Short exercise — Return each line of the data below verbatim, with no alteration.

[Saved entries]
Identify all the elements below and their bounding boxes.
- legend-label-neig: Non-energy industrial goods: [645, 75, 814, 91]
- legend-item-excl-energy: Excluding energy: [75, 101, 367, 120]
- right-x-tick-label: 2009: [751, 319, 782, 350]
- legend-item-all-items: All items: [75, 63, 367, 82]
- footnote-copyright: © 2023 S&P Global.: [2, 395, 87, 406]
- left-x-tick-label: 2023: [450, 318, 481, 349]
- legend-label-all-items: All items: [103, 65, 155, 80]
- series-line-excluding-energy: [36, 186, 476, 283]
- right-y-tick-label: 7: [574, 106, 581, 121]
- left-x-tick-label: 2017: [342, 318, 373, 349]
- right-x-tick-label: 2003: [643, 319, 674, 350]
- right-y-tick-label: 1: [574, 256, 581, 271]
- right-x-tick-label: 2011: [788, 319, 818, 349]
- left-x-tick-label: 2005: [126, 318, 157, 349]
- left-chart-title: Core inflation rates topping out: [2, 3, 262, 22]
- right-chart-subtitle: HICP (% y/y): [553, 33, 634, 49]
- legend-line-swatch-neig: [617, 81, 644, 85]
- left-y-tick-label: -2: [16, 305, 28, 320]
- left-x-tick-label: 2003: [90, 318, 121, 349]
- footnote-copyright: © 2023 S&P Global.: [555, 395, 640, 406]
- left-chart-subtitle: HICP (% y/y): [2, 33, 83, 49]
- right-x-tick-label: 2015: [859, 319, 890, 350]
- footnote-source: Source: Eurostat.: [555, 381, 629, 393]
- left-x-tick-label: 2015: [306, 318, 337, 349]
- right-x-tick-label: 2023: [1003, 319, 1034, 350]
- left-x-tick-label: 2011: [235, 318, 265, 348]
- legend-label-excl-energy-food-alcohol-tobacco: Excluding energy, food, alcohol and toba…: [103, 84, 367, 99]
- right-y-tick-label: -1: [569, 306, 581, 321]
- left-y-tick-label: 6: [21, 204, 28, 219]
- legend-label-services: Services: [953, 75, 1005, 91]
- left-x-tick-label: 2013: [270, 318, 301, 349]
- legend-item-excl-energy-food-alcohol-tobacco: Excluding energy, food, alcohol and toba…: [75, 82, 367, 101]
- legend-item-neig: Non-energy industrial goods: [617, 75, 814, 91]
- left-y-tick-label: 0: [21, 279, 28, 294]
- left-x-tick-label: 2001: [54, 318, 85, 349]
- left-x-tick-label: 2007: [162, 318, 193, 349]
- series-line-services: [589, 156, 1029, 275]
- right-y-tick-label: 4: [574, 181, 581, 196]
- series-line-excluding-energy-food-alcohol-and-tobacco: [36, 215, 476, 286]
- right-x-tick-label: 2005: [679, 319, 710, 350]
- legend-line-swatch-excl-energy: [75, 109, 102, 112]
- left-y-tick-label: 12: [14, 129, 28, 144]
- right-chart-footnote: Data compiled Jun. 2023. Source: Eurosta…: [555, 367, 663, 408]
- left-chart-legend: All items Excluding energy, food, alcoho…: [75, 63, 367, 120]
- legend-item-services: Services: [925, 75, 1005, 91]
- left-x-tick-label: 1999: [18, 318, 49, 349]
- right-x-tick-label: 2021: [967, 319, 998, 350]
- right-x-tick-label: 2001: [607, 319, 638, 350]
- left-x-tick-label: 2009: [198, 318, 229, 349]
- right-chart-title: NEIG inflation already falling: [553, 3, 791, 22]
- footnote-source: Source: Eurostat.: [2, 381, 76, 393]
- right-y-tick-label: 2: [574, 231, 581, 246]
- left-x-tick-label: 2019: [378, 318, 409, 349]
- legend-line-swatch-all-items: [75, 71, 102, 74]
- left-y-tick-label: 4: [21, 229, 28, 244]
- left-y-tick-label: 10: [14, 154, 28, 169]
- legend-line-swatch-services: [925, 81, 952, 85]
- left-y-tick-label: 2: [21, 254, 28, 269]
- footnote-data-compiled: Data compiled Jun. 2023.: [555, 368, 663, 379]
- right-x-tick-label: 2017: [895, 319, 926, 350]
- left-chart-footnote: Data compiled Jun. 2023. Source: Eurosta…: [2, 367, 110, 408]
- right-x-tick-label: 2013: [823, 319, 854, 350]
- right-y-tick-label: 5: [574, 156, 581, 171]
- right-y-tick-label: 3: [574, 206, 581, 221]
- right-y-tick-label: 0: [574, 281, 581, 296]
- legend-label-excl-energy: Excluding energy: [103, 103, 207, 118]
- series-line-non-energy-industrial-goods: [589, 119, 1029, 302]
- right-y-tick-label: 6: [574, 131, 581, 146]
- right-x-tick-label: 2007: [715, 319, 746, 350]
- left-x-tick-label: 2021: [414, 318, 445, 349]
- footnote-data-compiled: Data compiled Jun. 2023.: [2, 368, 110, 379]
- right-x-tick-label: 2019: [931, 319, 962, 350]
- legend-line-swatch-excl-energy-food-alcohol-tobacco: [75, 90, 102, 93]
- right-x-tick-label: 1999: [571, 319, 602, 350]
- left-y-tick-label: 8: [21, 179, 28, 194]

Full solution —
Identify all the elements below and their bounding boxes.
- legend-label-neig: Non-energy industrial goods: [645, 75, 814, 91]
- legend-item-excl-energy: Excluding energy: [75, 101, 367, 120]
- right-x-tick-label: 2009: [751, 319, 782, 350]
- legend-item-all-items: All items: [75, 63, 367, 82]
- footnote-copyright: © 2023 S&P Global.: [2, 395, 87, 406]
- left-x-tick-label: 2023: [450, 318, 481, 349]
- legend-label-all-items: All items: [103, 65, 155, 80]
- series-line-excluding-energy: [36, 186, 476, 283]
- right-y-tick-label: 7: [574, 106, 581, 121]
- left-x-tick-label: 2017: [342, 318, 373, 349]
- right-x-tick-label: 2003: [643, 319, 674, 350]
- right-y-tick-label: 1: [574, 256, 581, 271]
- right-x-tick-label: 2011: [788, 319, 818, 349]
- left-x-tick-label: 2005: [126, 318, 157, 349]
- left-chart-title: Core inflation rates topping out: [2, 3, 262, 22]
- right-chart-subtitle: HICP (% y/y): [553, 33, 634, 49]
- legend-line-swatch-neig: [617, 81, 644, 85]
- left-y-tick-label: -2: [16, 305, 28, 320]
- left-x-tick-label: 2003: [90, 318, 121, 349]
- footnote-copyright: © 2023 S&P Global.: [555, 395, 640, 406]
- left-chart-subtitle: HICP (% y/y): [2, 33, 83, 49]
- right-x-tick-label: 2015: [859, 319, 890, 350]
- footnote-source: Source: Eurostat.: [555, 381, 629, 393]
- left-x-tick-label: 2015: [306, 318, 337, 349]
- right-x-tick-label: 2023: [1003, 319, 1034, 350]
- left-x-tick-label: 2011: [235, 318, 265, 348]
- legend-label-excl-energy-food-alcohol-tobacco: Excluding energy, food, alcohol and toba…: [103, 84, 367, 99]
- right-y-tick-label: -1: [569, 306, 581, 321]
- left-y-tick-label: 6: [21, 204, 28, 219]
- legend-label-services: Services: [953, 75, 1005, 91]
- left-x-tick-label: 2013: [270, 318, 301, 349]
- legend-item-excl-energy-food-alcohol-tobacco: Excluding energy, food, alcohol and toba…: [75, 82, 367, 101]
- legend-item-neig: Non-energy industrial goods: [617, 75, 814, 91]
- left-y-tick-label: 0: [21, 279, 28, 294]
- left-x-tick-label: 2001: [54, 318, 85, 349]
- left-x-tick-label: 2007: [162, 318, 193, 349]
- series-line-services: [589, 156, 1029, 275]
- right-y-tick-label: 4: [574, 181, 581, 196]
- series-line-excluding-energy-food-alcohol-and-tobacco: [36, 215, 476, 286]
- right-x-tick-label: 2005: [679, 319, 710, 350]
- legend-line-swatch-excl-energy: [75, 109, 102, 112]
- left-y-tick-label: 12: [14, 129, 28, 144]
- right-chart-footnote: Data compiled Jun. 2023. Source: Eurosta…: [555, 367, 663, 408]
- left-chart-legend: All items Excluding energy, food, alcoho…: [75, 63, 367, 120]
- legend-item-services: Services: [925, 75, 1005, 91]
- left-x-tick-label: 1999: [18, 318, 49, 349]
- right-x-tick-label: 2021: [967, 319, 998, 350]
- right-x-tick-label: 2001: [607, 319, 638, 350]
- left-x-tick-label: 2009: [198, 318, 229, 349]
- right-chart-title: NEIG inflation already falling: [553, 3, 791, 22]
- footnote-source: Source: Eurostat.: [2, 381, 76, 393]
- right-y-tick-label: 2: [574, 231, 581, 246]
- left-x-tick-label: 2019: [378, 318, 409, 349]
- legend-line-swatch-all-items: [75, 71, 102, 74]
- left-y-tick-label: 4: [21, 229, 28, 244]
- left-y-tick-label: 10: [14, 154, 28, 169]
- legend-line-swatch-services: [925, 81, 952, 85]
- left-y-tick-label: 2: [21, 254, 28, 269]
- footnote-data-compiled: Data compiled Jun. 2023.: [555, 368, 663, 379]
- right-x-tick-label: 2017: [895, 319, 926, 350]
- left-chart-footnote: Data compiled Jun. 2023. Source: Eurosta…: [2, 367, 110, 408]
- right-x-tick-label: 2013: [823, 319, 854, 350]
- right-y-tick-label: 5: [574, 156, 581, 171]
- right-y-tick-label: 3: [574, 206, 581, 221]
- right-y-tick-label: 0: [574, 281, 581, 296]
- legend-label-excl-energy: Excluding energy: [103, 103, 207, 118]
- series-line-non-energy-industrial-goods: [589, 119, 1029, 302]
- right-y-tick-label: 6: [574, 131, 581, 146]
- right-x-tick-label: 2007: [715, 319, 746, 350]
- left-x-tick-label: 2021: [414, 318, 445, 349]
- footnote-data-compiled: Data compiled Jun. 2023.: [2, 368, 110, 379]
- right-x-tick-label: 2019: [931, 319, 962, 350]
- legend-line-swatch-excl-energy-food-alcohol-tobacco: [75, 90, 102, 93]
- right-x-tick-label: 1999: [571, 319, 602, 350]
- left-y-tick-label: 8: [21, 179, 28, 194]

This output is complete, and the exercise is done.